Repeat the full listing below verbatim and keep the images out.

» **RECORDED INFORMATION**
===
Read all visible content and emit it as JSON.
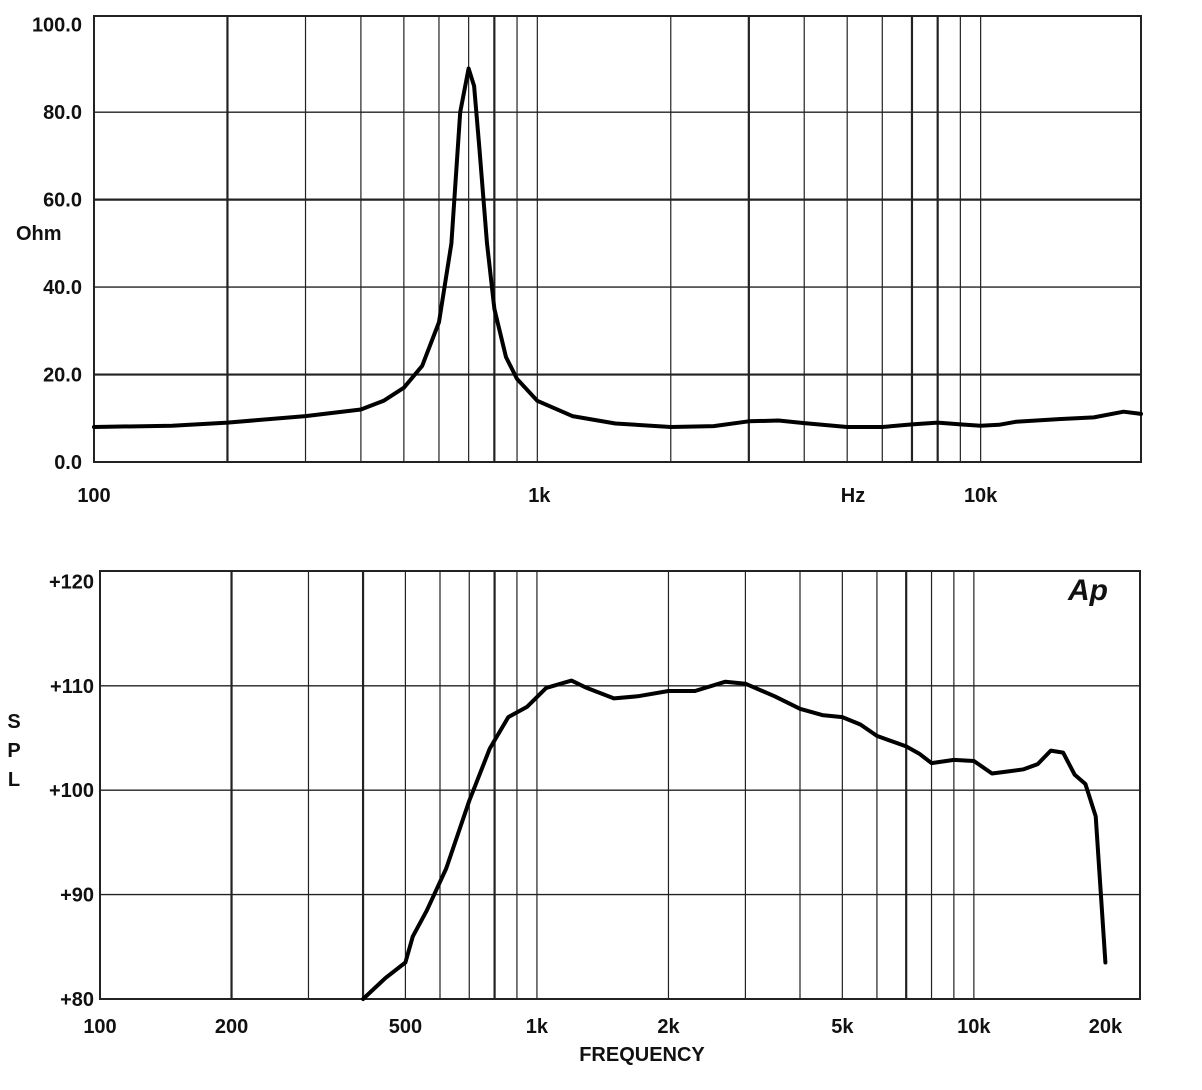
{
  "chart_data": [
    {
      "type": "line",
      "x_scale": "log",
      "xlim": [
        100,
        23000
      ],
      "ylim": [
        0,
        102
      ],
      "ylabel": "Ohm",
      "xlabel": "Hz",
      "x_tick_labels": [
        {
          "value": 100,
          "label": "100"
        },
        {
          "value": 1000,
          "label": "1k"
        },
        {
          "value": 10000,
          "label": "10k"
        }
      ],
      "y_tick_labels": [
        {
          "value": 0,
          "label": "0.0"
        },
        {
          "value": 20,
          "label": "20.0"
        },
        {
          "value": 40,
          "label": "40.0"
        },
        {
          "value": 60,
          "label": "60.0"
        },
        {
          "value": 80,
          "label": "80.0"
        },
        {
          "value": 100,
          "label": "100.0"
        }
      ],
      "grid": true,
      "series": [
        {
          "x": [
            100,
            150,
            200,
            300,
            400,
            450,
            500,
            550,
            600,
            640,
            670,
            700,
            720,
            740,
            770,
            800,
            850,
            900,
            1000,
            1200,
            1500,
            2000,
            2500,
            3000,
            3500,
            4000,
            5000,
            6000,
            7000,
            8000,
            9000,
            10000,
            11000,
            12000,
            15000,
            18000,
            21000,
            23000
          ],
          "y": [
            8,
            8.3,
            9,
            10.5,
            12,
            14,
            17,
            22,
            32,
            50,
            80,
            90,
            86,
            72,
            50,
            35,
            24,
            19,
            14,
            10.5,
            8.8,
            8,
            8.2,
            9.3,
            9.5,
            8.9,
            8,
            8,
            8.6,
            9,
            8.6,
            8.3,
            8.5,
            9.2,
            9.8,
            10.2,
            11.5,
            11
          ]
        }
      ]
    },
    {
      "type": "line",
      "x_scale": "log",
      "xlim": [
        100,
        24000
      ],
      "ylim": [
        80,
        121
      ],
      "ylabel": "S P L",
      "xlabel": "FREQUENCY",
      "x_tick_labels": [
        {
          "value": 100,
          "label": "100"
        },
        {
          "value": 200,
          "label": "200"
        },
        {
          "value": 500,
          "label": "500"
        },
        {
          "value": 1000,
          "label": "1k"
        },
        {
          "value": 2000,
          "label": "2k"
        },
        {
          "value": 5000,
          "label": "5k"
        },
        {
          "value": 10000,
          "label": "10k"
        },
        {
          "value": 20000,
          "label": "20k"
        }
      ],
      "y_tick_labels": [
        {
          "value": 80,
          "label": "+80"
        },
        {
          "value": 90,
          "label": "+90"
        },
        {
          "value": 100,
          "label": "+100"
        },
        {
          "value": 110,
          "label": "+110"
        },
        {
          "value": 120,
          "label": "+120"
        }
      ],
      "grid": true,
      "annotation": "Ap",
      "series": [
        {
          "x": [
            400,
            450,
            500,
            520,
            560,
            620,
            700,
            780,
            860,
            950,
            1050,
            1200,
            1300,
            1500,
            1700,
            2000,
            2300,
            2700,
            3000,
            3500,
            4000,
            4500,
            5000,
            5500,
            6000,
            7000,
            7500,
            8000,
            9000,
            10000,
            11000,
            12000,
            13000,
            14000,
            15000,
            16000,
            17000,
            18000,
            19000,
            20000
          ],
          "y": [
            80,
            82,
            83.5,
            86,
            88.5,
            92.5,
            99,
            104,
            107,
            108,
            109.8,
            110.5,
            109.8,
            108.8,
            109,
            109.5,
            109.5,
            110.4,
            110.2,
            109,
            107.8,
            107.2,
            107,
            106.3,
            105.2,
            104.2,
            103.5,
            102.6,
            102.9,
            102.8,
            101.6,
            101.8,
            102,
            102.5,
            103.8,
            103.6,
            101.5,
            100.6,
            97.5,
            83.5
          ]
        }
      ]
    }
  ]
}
===
» **WRITTEN RESPONSE**
Read all visible content and emit it as JSON.
{
  "chart_data": [
    {
      "type": "line",
      "x_scale": "log",
      "xlim": [
        100,
        23000
      ],
      "ylim": [
        0,
        102
      ],
      "ylabel": "Ohm",
      "xlabel": "Hz",
      "x_tick_labels": [
        {
          "value": 100,
          "label": "100"
        },
        {
          "value": 1000,
          "label": "1k"
        },
        {
          "value": 10000,
          "label": "10k"
        }
      ],
      "y_tick_labels": [
        {
          "value": 0,
          "label": "0.0"
        },
        {
          "value": 20,
          "label": "20.0"
        },
        {
          "value": 40,
          "label": "40.0"
        },
        {
          "value": 60,
          "label": "60.0"
        },
        {
          "value": 80,
          "label": "80.0"
        },
        {
          "value": 100,
          "label": "100.0"
        }
      ],
      "grid": true,
      "series": [
        {
          "x": [
            100,
            150,
            200,
            300,
            400,
            450,
            500,
            550,
            600,
            640,
            670,
            700,
            720,
            740,
            770,
            800,
            850,
            900,
            1000,
            1200,
            1500,
            2000,
            2500,
            3000,
            3500,
            4000,
            5000,
            6000,
            7000,
            8000,
            9000,
            10000,
            11000,
            12000,
            15000,
            18000,
            21000,
            23000
          ],
          "y": [
            8,
            8.3,
            9,
            10.5,
            12,
            14,
            17,
            22,
            32,
            50,
            80,
            90,
            86,
            72,
            50,
            35,
            24,
            19,
            14,
            10.5,
            8.8,
            8,
            8.2,
            9.3,
            9.5,
            8.9,
            8,
            8,
            8.6,
            9,
            8.6,
            8.3,
            8.5,
            9.2,
            9.8,
            10.2,
            11.5,
            11
          ]
        }
      ]
    },
    {
      "type": "line",
      "x_scale": "log",
      "xlim": [
        100,
        24000
      ],
      "ylim": [
        80,
        121
      ],
      "ylabel": "S P L",
      "xlabel": "FREQUENCY",
      "x_tick_labels": [
        {
          "value": 100,
          "label": "100"
        },
        {
          "value": 200,
          "label": "200"
        },
        {
          "value": 500,
          "label": "500"
        },
        {
          "value": 1000,
          "label": "1k"
        },
        {
          "value": 2000,
          "label": "2k"
        },
        {
          "value": 5000,
          "label": "5k"
        },
        {
          "value": 10000,
          "label": "10k"
        },
        {
          "value": 20000,
          "label": "20k"
        }
      ],
      "y_tick_labels": [
        {
          "value": 80,
          "label": "+80"
        },
        {
          "value": 90,
          "label": "+90"
        },
        {
          "value": 100,
          "label": "+100"
        },
        {
          "value": 110,
          "label": "+110"
        },
        {
          "value": 120,
          "label": "+120"
        }
      ],
      "grid": true,
      "annotation": "Ap",
      "series": [
        {
          "x": [
            400,
            450,
            500,
            520,
            560,
            620,
            700,
            780,
            860,
            950,
            1050,
            1200,
            1300,
            1500,
            1700,
            2000,
            2300,
            2700,
            3000,
            3500,
            4000,
            4500,
            5000,
            5500,
            6000,
            7000,
            7500,
            8000,
            9000,
            10000,
            11000,
            12000,
            13000,
            14000,
            15000,
            16000,
            17000,
            18000,
            19000,
            20000
          ],
          "y": [
            80,
            82,
            83.5,
            86,
            88.5,
            92.5,
            99,
            104,
            107,
            108,
            109.8,
            110.5,
            109.8,
            108.8,
            109,
            109.5,
            109.5,
            110.4,
            110.2,
            109,
            107.8,
            107.2,
            107,
            106.3,
            105.2,
            104.2,
            103.5,
            102.6,
            102.9,
            102.8,
            101.6,
            101.8,
            102,
            102.5,
            103.8,
            103.6,
            101.5,
            100.6,
            97.5,
            83.5
          ]
        }
      ]
    }
  ]
}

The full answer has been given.